+++ RECORDS SHOWN +++

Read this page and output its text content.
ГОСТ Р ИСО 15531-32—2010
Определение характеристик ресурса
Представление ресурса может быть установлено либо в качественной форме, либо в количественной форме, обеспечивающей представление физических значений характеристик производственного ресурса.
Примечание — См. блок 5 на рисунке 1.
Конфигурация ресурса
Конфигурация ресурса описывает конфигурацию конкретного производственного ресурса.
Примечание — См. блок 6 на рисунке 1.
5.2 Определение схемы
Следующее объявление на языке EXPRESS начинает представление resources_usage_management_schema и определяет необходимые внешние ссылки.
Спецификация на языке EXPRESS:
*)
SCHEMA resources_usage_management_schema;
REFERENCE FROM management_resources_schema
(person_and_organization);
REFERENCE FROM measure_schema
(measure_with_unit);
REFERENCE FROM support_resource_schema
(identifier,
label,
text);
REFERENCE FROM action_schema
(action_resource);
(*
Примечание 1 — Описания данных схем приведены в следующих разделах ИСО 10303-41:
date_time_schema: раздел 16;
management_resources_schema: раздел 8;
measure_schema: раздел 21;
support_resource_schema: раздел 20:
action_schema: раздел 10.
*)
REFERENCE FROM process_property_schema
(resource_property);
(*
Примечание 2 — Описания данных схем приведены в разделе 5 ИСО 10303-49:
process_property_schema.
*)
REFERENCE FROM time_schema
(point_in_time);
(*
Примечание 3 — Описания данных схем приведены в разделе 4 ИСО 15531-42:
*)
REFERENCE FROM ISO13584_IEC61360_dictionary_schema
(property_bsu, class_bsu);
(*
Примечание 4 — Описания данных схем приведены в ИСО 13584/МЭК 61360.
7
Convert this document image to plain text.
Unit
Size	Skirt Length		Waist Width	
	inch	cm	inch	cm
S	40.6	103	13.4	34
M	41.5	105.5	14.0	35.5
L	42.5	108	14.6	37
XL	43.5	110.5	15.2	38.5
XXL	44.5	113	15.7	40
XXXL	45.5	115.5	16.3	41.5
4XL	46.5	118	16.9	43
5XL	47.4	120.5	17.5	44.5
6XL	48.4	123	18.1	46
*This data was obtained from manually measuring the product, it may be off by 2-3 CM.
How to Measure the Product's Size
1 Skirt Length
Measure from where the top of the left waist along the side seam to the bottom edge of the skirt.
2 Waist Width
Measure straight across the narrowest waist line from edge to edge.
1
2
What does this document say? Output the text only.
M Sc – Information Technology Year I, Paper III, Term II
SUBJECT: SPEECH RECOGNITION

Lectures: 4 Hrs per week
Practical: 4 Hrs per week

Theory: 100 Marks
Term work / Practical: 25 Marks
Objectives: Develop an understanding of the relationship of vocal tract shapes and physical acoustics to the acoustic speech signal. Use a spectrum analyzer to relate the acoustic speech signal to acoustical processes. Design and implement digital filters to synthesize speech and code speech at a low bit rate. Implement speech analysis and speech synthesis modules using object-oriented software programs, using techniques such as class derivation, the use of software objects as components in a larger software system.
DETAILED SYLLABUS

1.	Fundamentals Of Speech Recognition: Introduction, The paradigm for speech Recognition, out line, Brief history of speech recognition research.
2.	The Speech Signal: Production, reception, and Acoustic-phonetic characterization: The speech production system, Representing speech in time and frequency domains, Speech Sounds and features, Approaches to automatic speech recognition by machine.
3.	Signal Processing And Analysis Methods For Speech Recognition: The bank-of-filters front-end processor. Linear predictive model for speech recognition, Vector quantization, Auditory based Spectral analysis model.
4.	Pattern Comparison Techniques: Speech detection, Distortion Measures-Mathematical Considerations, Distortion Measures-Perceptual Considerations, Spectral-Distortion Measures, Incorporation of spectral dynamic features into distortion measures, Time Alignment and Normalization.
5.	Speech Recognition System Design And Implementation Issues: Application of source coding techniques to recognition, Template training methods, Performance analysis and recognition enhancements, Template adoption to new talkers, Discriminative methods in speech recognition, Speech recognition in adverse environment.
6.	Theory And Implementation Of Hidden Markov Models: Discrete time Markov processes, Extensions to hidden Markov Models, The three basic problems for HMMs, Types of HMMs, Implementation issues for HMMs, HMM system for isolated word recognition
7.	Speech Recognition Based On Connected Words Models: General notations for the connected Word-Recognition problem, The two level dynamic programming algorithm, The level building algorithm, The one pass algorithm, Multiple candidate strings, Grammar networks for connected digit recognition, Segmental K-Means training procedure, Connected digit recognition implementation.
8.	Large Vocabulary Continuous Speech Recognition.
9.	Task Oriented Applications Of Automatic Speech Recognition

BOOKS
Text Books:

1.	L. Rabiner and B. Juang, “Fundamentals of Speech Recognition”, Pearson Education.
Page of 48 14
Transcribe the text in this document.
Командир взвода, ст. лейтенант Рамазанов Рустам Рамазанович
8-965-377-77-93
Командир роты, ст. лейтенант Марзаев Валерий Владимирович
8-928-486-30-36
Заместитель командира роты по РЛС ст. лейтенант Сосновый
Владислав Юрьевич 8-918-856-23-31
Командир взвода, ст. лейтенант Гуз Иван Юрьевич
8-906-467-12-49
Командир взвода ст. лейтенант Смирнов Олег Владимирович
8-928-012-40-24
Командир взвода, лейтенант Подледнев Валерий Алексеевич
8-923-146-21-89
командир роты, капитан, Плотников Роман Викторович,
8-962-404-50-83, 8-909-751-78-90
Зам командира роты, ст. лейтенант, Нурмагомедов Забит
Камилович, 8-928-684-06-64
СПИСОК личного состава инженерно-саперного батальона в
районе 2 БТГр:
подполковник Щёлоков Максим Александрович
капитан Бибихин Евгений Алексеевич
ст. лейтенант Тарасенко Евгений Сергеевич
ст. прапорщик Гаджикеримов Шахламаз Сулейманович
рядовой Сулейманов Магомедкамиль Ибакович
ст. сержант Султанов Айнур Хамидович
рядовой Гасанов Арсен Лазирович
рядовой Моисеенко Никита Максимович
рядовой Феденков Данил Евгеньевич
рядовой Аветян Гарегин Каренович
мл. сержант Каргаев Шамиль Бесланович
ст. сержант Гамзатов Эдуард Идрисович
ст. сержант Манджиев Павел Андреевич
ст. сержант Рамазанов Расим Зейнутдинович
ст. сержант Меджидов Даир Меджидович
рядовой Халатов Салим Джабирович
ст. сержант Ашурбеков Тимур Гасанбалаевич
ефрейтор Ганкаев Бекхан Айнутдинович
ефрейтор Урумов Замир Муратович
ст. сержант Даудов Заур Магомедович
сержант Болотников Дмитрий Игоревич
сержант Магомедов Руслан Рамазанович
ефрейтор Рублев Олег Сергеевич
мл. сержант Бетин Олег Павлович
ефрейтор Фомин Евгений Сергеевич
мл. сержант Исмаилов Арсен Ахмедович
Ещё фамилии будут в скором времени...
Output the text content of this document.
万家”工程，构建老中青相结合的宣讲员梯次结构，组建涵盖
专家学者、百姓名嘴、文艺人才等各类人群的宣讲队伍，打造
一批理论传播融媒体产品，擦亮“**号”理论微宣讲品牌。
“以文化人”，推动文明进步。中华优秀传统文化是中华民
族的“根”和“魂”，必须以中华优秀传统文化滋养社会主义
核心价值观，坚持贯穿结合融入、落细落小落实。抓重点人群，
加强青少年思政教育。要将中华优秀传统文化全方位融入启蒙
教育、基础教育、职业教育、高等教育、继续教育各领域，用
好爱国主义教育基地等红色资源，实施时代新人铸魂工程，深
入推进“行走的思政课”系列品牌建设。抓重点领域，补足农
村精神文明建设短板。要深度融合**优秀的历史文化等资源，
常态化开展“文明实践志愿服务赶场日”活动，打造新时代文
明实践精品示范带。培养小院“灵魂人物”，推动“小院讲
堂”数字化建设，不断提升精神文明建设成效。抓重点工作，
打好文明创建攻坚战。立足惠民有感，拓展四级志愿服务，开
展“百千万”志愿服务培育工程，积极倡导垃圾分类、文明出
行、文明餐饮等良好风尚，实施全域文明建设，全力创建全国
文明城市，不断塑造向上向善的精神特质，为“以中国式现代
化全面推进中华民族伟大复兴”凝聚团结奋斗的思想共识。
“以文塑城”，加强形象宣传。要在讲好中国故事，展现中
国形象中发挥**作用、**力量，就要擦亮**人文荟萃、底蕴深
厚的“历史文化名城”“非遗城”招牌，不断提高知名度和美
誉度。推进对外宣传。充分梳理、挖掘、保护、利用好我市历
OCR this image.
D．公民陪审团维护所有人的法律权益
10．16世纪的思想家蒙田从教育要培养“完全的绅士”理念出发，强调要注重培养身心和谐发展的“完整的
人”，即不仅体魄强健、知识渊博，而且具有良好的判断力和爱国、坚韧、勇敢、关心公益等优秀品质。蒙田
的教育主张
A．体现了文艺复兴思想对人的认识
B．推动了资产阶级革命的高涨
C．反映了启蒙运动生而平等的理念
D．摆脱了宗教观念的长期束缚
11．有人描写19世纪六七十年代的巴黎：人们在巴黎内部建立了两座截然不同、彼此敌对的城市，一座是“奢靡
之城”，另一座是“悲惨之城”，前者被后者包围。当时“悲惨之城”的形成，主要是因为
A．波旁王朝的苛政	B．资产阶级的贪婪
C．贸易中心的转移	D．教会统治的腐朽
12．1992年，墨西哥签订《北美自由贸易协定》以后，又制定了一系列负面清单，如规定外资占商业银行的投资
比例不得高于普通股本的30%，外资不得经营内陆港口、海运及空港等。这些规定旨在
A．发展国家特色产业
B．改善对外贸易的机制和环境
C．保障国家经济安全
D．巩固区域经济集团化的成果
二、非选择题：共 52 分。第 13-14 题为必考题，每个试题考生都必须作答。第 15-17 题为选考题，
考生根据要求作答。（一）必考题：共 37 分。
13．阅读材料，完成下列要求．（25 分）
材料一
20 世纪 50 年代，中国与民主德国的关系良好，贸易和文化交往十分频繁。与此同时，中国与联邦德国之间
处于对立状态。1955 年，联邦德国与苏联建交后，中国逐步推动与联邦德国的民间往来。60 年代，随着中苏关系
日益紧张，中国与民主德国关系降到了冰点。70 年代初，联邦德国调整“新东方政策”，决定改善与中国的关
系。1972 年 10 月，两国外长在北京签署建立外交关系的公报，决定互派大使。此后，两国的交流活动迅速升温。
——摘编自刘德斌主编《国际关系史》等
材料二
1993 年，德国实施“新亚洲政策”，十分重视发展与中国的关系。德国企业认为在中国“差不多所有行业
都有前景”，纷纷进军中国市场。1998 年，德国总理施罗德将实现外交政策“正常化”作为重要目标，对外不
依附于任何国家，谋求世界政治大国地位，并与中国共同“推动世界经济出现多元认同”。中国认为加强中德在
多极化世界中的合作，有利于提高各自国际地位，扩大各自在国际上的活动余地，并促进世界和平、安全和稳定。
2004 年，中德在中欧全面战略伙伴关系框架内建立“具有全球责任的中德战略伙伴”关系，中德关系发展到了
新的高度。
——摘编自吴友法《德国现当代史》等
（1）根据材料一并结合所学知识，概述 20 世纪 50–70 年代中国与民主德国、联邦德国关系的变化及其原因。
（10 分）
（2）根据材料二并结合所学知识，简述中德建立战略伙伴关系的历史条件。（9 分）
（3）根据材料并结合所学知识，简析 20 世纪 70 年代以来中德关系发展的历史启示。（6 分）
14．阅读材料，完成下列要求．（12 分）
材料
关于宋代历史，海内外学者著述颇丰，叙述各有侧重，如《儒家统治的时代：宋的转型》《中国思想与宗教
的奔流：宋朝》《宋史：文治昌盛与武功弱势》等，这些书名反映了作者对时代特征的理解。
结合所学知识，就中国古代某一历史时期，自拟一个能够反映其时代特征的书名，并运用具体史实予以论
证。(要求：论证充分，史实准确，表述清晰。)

+++

Find every line of the data that holds the string "характеристик", then say how many there are and nothing else.

### ANSWER IN FULL
2